• Exercise aim
Can you pull out each line of the data below that includes the word "style"?

• Data
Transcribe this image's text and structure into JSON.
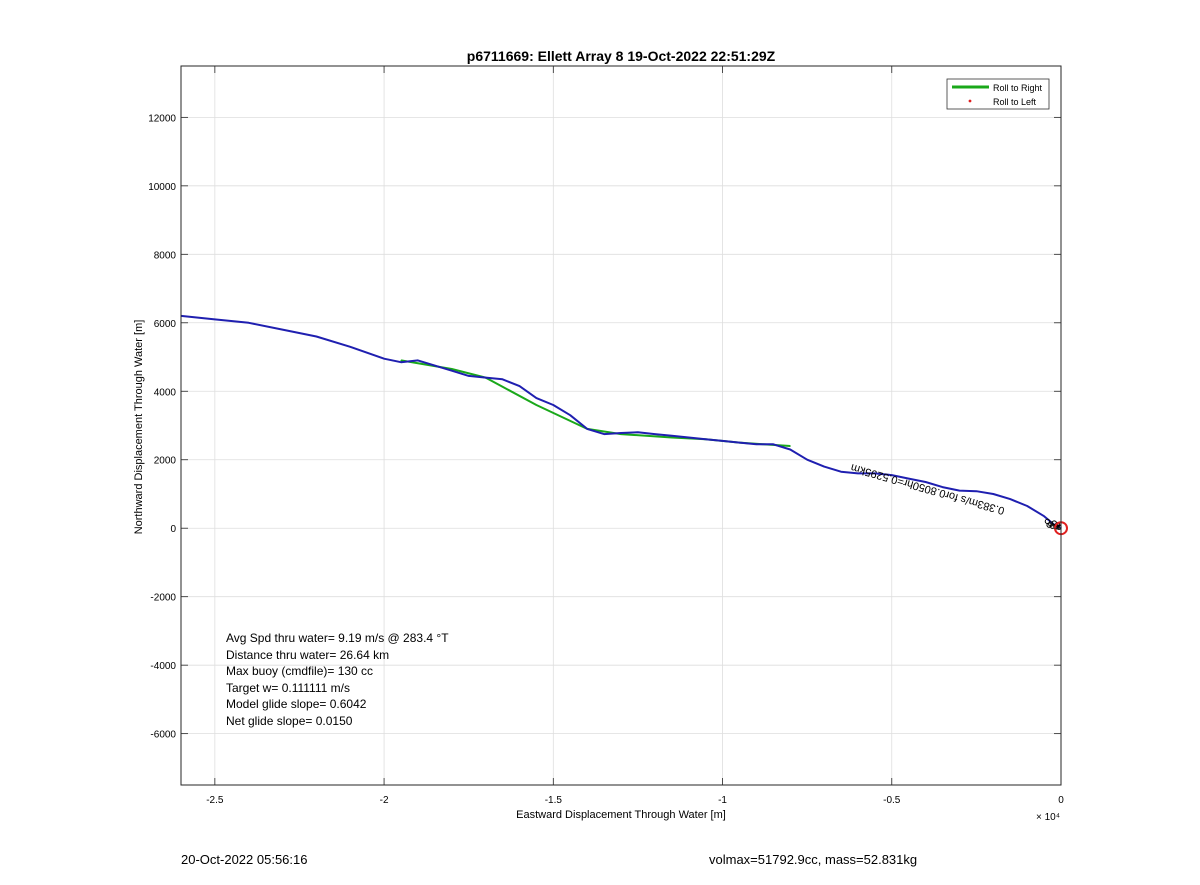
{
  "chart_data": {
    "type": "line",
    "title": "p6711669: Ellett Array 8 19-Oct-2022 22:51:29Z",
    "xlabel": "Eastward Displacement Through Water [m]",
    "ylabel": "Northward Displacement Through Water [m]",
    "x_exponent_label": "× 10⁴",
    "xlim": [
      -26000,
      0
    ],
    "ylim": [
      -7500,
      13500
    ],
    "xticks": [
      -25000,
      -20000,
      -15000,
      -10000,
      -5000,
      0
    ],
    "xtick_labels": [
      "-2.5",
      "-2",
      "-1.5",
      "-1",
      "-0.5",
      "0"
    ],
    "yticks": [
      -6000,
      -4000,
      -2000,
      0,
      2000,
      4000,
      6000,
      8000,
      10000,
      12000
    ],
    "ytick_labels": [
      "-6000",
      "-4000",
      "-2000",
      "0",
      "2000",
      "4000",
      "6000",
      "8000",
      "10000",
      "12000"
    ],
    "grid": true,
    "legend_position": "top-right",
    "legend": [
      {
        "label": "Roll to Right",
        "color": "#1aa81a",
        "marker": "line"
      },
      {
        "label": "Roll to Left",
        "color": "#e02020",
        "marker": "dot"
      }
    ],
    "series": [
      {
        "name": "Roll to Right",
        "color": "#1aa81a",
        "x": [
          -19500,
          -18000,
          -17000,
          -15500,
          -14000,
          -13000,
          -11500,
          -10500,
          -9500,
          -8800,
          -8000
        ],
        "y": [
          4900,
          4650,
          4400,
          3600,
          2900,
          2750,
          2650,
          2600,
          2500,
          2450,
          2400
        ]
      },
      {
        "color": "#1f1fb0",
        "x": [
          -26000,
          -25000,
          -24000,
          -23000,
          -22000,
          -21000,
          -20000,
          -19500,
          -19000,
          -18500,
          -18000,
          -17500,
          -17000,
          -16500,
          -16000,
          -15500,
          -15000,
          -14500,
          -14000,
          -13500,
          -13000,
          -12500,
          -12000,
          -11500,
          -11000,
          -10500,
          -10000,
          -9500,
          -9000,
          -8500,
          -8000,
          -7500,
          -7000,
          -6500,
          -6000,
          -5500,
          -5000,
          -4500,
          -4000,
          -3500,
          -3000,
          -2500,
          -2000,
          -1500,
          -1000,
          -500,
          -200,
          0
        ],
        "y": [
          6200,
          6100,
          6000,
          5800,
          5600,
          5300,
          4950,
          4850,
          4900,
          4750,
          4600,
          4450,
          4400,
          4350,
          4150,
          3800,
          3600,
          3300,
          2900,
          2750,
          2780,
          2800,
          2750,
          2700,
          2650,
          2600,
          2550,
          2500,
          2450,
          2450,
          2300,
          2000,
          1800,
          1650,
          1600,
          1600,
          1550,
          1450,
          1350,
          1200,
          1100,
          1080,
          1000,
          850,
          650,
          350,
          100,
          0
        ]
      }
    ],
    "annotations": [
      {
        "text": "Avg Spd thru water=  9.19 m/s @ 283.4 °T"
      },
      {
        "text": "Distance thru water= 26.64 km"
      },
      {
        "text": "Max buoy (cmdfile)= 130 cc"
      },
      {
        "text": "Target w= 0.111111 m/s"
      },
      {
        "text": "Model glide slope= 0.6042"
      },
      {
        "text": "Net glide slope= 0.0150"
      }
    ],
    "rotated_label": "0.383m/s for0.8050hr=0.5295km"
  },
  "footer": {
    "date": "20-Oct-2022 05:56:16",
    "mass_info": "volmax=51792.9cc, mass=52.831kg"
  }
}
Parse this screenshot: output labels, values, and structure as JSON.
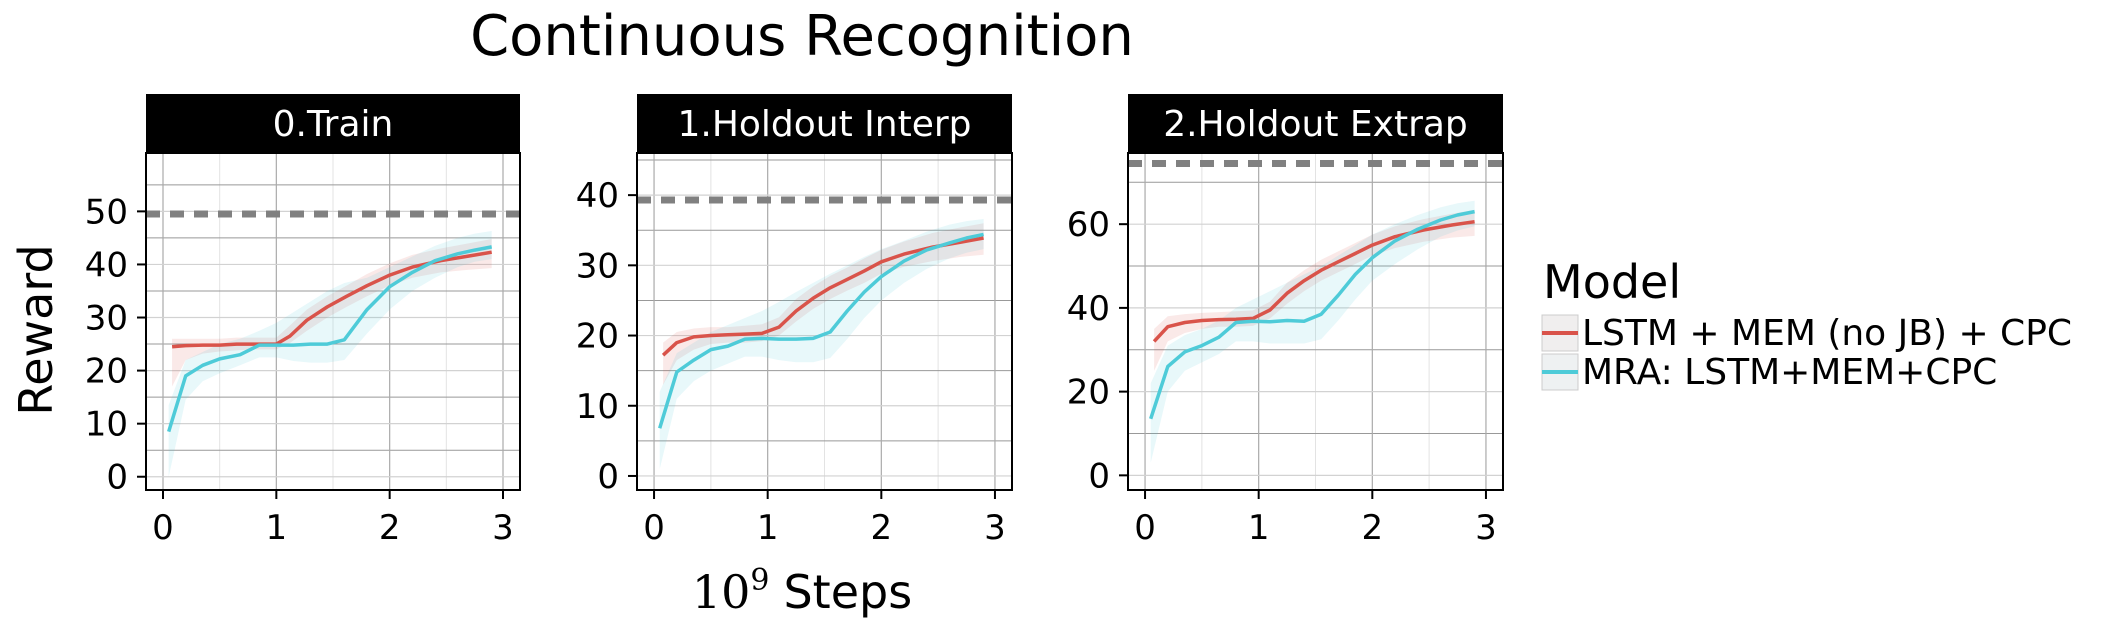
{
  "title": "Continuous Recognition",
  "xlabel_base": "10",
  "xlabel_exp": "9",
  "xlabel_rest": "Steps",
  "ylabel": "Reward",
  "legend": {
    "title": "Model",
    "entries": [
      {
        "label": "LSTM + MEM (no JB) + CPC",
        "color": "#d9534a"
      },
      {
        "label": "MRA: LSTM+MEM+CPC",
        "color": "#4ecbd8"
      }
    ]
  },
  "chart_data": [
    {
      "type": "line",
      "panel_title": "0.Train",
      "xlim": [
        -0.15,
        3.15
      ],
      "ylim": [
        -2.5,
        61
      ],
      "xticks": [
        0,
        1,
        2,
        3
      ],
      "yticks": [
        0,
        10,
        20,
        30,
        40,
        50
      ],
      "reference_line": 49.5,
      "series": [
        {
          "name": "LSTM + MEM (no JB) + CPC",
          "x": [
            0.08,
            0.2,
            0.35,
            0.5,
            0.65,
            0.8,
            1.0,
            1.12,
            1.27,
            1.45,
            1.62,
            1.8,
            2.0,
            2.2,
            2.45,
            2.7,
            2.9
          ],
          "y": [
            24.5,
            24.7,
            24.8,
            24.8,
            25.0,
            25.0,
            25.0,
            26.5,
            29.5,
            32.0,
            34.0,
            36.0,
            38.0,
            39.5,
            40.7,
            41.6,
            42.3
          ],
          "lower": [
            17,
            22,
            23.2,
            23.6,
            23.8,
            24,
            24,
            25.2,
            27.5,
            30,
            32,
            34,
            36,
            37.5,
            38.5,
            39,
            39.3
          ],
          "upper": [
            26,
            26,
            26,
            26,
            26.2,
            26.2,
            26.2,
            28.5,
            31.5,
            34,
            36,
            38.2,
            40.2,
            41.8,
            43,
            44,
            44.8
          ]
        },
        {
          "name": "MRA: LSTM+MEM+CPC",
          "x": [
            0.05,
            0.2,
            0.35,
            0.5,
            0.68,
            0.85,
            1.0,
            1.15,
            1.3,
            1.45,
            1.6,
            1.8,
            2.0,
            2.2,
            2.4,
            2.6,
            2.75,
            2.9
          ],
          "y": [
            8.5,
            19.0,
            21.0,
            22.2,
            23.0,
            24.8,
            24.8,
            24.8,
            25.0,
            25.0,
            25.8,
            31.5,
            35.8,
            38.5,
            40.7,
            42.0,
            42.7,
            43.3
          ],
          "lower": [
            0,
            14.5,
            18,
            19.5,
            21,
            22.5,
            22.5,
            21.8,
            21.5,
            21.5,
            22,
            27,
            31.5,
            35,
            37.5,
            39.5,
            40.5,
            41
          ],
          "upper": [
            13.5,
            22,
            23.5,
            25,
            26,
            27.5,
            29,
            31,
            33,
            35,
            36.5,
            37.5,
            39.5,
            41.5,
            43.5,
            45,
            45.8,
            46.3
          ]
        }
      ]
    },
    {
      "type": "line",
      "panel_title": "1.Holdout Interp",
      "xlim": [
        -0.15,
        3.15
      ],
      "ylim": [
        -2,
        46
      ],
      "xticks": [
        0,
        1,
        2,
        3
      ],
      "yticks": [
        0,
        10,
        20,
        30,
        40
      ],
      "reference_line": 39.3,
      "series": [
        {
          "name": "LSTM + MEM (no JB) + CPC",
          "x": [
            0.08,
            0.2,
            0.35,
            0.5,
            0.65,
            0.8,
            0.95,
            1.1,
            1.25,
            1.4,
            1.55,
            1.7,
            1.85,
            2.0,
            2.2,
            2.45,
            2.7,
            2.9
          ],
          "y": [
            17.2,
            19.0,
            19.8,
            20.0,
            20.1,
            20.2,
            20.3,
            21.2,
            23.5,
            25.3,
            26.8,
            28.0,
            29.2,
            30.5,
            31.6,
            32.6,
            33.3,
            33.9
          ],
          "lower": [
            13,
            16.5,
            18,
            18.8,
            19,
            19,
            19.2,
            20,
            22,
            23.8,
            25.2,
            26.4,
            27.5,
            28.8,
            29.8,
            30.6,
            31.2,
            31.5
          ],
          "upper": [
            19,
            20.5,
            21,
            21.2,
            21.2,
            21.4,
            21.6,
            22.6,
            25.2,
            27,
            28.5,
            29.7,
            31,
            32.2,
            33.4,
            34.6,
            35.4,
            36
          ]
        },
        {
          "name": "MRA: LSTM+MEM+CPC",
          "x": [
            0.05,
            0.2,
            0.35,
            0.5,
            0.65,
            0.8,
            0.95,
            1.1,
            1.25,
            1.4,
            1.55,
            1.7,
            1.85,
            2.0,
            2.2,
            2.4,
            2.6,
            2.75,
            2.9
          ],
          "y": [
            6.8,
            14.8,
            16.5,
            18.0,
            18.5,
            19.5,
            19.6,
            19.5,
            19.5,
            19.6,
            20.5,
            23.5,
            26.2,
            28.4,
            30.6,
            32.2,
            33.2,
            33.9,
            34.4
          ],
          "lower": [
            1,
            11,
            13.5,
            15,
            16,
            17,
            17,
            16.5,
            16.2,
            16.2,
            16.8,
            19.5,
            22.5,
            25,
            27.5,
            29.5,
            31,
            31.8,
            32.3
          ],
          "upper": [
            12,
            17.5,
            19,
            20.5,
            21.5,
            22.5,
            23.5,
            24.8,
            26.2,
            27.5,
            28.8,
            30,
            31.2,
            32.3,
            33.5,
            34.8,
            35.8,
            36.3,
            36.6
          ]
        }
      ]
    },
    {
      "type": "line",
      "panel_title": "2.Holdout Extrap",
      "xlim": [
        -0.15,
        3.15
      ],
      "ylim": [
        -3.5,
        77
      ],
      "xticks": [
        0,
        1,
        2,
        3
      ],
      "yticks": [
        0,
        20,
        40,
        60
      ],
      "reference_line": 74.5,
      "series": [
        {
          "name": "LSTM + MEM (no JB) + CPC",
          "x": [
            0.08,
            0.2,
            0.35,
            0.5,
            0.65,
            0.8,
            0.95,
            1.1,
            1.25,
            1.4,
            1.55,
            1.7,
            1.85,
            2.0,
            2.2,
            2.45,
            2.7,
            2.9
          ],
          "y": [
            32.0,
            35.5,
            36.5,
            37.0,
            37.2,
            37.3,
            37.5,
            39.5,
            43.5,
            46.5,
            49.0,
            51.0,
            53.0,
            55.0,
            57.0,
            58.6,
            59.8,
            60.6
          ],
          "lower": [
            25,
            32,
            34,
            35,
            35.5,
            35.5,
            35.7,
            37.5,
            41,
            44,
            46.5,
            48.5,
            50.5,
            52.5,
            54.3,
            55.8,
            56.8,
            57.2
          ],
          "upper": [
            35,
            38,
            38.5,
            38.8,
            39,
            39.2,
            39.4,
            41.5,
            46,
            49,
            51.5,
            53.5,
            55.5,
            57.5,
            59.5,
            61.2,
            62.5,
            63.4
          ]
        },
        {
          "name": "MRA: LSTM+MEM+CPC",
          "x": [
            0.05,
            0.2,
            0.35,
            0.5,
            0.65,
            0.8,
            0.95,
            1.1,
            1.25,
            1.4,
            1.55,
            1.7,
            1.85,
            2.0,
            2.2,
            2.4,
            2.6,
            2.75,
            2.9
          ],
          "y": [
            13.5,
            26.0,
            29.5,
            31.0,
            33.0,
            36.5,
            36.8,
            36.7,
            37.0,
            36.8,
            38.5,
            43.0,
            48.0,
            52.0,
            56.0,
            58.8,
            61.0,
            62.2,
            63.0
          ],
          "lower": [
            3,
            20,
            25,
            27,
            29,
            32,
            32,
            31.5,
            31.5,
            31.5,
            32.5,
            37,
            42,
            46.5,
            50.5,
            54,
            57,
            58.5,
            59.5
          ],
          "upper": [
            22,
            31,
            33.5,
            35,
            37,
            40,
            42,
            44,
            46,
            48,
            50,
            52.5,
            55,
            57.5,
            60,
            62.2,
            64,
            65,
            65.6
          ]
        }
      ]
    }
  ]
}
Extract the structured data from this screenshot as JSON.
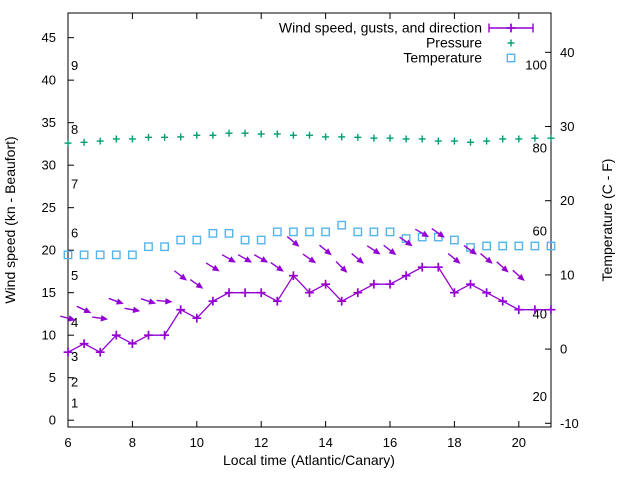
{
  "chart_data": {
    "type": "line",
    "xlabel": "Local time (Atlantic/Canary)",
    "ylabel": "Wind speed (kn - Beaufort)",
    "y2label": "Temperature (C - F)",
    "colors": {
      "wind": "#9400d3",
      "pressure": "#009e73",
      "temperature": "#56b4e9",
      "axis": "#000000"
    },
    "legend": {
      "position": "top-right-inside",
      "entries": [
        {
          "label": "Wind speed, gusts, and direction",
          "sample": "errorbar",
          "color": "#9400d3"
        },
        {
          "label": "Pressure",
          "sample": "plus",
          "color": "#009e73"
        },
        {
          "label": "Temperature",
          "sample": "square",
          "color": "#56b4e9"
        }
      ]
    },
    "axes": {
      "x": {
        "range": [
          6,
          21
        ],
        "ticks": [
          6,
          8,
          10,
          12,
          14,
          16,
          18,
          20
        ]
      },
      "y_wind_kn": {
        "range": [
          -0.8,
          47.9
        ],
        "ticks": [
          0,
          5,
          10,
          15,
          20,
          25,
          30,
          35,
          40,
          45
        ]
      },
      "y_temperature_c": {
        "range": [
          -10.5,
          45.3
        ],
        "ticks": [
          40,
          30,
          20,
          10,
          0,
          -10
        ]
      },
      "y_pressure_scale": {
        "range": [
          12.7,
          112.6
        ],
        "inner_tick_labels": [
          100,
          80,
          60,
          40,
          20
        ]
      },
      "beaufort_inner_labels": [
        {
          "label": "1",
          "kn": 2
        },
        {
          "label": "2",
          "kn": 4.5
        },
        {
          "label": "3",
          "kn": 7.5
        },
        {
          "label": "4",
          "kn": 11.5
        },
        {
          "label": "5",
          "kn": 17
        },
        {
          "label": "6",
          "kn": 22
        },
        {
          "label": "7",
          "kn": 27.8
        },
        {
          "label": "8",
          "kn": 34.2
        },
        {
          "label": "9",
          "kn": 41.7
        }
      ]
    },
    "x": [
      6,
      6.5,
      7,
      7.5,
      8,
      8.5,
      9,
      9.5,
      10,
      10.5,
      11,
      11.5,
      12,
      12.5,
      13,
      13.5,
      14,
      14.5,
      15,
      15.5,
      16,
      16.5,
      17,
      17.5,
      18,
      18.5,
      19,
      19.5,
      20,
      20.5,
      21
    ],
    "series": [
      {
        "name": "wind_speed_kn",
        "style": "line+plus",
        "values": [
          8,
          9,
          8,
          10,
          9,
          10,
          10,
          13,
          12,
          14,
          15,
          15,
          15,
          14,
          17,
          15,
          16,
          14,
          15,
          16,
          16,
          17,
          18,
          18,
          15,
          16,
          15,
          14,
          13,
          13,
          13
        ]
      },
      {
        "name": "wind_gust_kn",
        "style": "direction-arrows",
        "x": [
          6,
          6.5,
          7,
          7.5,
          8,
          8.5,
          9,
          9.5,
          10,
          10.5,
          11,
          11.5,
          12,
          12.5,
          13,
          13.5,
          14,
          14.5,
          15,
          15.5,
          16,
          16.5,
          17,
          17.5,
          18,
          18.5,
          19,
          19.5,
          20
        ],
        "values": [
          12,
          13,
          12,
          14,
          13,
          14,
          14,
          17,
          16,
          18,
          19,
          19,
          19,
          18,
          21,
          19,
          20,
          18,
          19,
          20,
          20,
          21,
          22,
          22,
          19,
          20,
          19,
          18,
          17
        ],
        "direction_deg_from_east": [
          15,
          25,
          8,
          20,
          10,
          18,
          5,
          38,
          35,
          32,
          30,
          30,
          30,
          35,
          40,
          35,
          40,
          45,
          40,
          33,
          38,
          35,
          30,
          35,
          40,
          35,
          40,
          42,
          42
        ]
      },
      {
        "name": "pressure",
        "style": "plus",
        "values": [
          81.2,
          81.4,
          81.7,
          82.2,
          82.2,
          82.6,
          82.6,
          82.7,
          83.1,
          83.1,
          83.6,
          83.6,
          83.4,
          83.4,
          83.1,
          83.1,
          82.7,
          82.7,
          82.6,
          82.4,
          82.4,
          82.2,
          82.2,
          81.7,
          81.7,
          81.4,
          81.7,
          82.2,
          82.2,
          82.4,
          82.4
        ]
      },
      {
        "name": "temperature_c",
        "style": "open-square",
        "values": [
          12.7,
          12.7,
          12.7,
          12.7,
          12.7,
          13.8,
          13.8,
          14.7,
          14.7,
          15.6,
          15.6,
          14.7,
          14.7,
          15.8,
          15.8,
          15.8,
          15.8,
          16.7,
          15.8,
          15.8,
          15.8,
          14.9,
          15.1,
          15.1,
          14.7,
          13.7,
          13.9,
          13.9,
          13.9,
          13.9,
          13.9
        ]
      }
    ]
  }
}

• Full output
        "style": "line+plus",
        "style": "direction-arrows",
        "style": "plus",
        "style": "open-square",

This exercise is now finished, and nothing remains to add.